## Exercise directions
Repeat the entire listing exactly.

## Material provided
☆ ☆ ☆ ☆ ☆

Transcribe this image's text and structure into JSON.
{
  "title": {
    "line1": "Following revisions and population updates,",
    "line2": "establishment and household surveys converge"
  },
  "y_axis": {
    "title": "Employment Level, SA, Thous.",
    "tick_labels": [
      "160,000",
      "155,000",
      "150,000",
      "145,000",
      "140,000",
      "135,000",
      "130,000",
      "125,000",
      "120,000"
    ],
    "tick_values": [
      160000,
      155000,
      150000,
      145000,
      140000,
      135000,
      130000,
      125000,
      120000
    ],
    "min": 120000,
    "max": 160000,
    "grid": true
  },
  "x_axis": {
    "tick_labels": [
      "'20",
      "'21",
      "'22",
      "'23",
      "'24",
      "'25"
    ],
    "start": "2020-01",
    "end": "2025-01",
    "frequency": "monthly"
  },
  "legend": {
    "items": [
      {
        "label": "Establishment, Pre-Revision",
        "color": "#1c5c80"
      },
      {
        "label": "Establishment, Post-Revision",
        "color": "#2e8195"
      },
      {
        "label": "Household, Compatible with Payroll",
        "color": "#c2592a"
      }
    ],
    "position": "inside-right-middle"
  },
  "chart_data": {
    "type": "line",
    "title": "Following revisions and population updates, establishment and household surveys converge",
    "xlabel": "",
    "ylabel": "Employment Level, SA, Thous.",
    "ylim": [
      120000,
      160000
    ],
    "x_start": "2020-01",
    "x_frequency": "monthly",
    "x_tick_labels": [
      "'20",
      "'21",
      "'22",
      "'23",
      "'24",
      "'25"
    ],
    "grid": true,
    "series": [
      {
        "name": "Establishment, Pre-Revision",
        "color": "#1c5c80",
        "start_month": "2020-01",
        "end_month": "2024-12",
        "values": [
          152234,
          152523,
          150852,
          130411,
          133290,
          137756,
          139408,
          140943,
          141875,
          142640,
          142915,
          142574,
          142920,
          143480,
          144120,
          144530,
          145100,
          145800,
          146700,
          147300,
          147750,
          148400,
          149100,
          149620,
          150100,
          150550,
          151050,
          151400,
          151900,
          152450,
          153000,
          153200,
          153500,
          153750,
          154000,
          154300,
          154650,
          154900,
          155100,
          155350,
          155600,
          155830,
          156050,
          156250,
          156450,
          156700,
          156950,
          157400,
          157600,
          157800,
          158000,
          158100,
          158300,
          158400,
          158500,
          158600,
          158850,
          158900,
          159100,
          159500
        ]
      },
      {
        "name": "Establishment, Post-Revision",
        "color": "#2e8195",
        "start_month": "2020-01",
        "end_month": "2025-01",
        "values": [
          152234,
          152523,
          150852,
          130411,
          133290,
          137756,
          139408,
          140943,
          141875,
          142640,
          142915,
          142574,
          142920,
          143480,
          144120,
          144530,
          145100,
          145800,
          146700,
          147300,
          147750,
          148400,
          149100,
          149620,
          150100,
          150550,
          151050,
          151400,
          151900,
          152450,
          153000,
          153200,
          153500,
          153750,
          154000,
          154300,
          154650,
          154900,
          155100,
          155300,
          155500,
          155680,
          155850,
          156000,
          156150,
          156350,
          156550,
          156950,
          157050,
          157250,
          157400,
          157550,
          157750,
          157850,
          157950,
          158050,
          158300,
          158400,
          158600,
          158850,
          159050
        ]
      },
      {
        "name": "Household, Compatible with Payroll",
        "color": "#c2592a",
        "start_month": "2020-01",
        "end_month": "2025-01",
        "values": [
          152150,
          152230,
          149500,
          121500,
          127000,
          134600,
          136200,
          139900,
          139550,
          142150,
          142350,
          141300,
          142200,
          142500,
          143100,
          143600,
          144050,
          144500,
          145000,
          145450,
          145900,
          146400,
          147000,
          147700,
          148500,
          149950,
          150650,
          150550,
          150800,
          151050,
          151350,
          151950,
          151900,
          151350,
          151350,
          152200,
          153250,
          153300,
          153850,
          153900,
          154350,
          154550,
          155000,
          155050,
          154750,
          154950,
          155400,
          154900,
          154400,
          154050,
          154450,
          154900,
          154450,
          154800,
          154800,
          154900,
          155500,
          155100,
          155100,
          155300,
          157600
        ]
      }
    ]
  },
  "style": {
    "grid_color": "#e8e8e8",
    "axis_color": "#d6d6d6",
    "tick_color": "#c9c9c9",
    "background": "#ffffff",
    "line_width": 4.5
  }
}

☆ ☆ ☆ ☆ ☆

## Response to this task
Transcribe this image's text and structure into JSON.
{
  "title": {
    "line1": "Following revisions and population updates,",
    "line2": "establishment and household surveys converge"
  },
  "y_axis": {
    "title": "Employment Level, SA, Thous.",
    "tick_labels": [
      "160,000",
      "155,000",
      "150,000",
      "145,000",
      "140,000",
      "135,000",
      "130,000",
      "125,000",
      "120,000"
    ],
    "tick_values": [
      160000,
      155000,
      150000,
      145000,
      140000,
      135000,
      130000,
      125000,
      120000
    ],
    "min": 120000,
    "max": 160000,
    "grid": true
  },
  "x_axis": {
    "tick_labels": [
      "'20",
      "'21",
      "'22",
      "'23",
      "'24",
      "'25"
    ],
    "start": "2020-01",
    "end": "2025-01",
    "frequency": "monthly"
  },
  "legend": {
    "items": [
      {
        "label": "Establishment, Pre-Revision",
        "color": "#1c5c80"
      },
      {
        "label": "Establishment, Post-Revision",
        "color": "#2e8195"
      },
      {
        "label": "Household, Compatible with Payroll",
        "color": "#c2592a"
      }
    ],
    "position": "inside-right-middle"
  },
  "chart_data": {
    "type": "line",
    "title": "Following revisions and population updates, establishment and household surveys converge",
    "xlabel": "",
    "ylabel": "Employment Level, SA, Thous.",
    "ylim": [
      120000,
      160000
    ],
    "x_start": "2020-01",
    "x_frequency": "monthly",
    "x_tick_labels": [
      "'20",
      "'21",
      "'22",
      "'23",
      "'24",
      "'25"
    ],
    "grid": true,
    "series": [
      {
        "name": "Establishment, Pre-Revision",
        "color": "#1c5c80",
        "start_month": "2020-01",
        "end_month": "2024-12",
        "values": [
          152234,
          152523,
          150852,
          130411,
          133290,
          137756,
          139408,
          140943,
          141875,
          142640,
          142915,
          142574,
          142920,
          143480,
          144120,
          144530,
          145100,
          145800,
          146700,
          147300,
          147750,
          148400,
          149100,
          149620,
          150100,
          150550,
          151050,
          151400,
          151900,
          152450,
          153000,
          153200,
          153500,
          153750,
          154000,
          154300,
          154650,
          154900,
          155100,
          155350,
          155600,
          155830,
          156050,
          156250,
          156450,
          156700,
          156950,
          157400,
          157600,
          157800,
          158000,
          158100,
          158300,
          158400,
          158500,
          158600,
          158850,
          158900,
          159100,
          159500
        ]
      },
      {
        "name": "Establishment, Post-Revision",
        "color": "#2e8195",
        "start_month": "2020-01",
        "end_month": "2025-01",
        "values": [
          152234,
          152523,
          150852,
          130411,
          133290,
          137756,
          139408,
          140943,
          141875,
          142640,
          142915,
          142574,
          142920,
          143480,
          144120,
          144530,
          145100,
          145800,
          146700,
          147300,
          147750,
          148400,
          149100,
          149620,
          150100,
          150550,
          151050,
          151400,
          151900,
          152450,
          153000,
          153200,
          153500,
          153750,
          154000,
          154300,
          154650,
          154900,
          155100,
          155300,
          155500,
          155680,
          155850,
          156000,
          156150,
          156350,
          156550,
          156950,
          157050,
          157250,
          157400,
          157550,
          157750,
          157850,
          157950,
          158050,
          158300,
          158400,
          158600,
          158850,
          159050
        ]
      },
      {
        "name": "Household, Compatible with Payroll",
        "color": "#c2592a",
        "start_month": "2020-01",
        "end_month": "2025-01",
        "values": [
          152150,
          152230,
          149500,
          121500,
          127000,
          134600,
          136200,
          139900,
          139550,
          142150,
          142350,
          141300,
          142200,
          142500,
          143100,
          143600,
          144050,
          144500,
          145000,
          145450,
          145900,
          146400,
          147000,
          147700,
          148500,
          149950,
          150650,
          150550,
          150800,
          151050,
          151350,
          151950,
          151900,
          151350,
          151350,
          152200,
          153250,
          153300,
          153850,
          153900,
          154350,
          154550,
          155000,
          155050,
          154750,
          154950,
          155400,
          154900,
          154400,
          154050,
          154450,
          154900,
          154450,
          154800,
          154800,
          154900,
          155500,
          155100,
          155100,
          155300,
          157600
        ]
      }
    ]
  },
  "style": {
    "grid_color": "#e8e8e8",
    "axis_color": "#d6d6d6",
    "tick_color": "#c9c9c9",
    "background": "#ffffff",
    "line_width": 4.5
  }
}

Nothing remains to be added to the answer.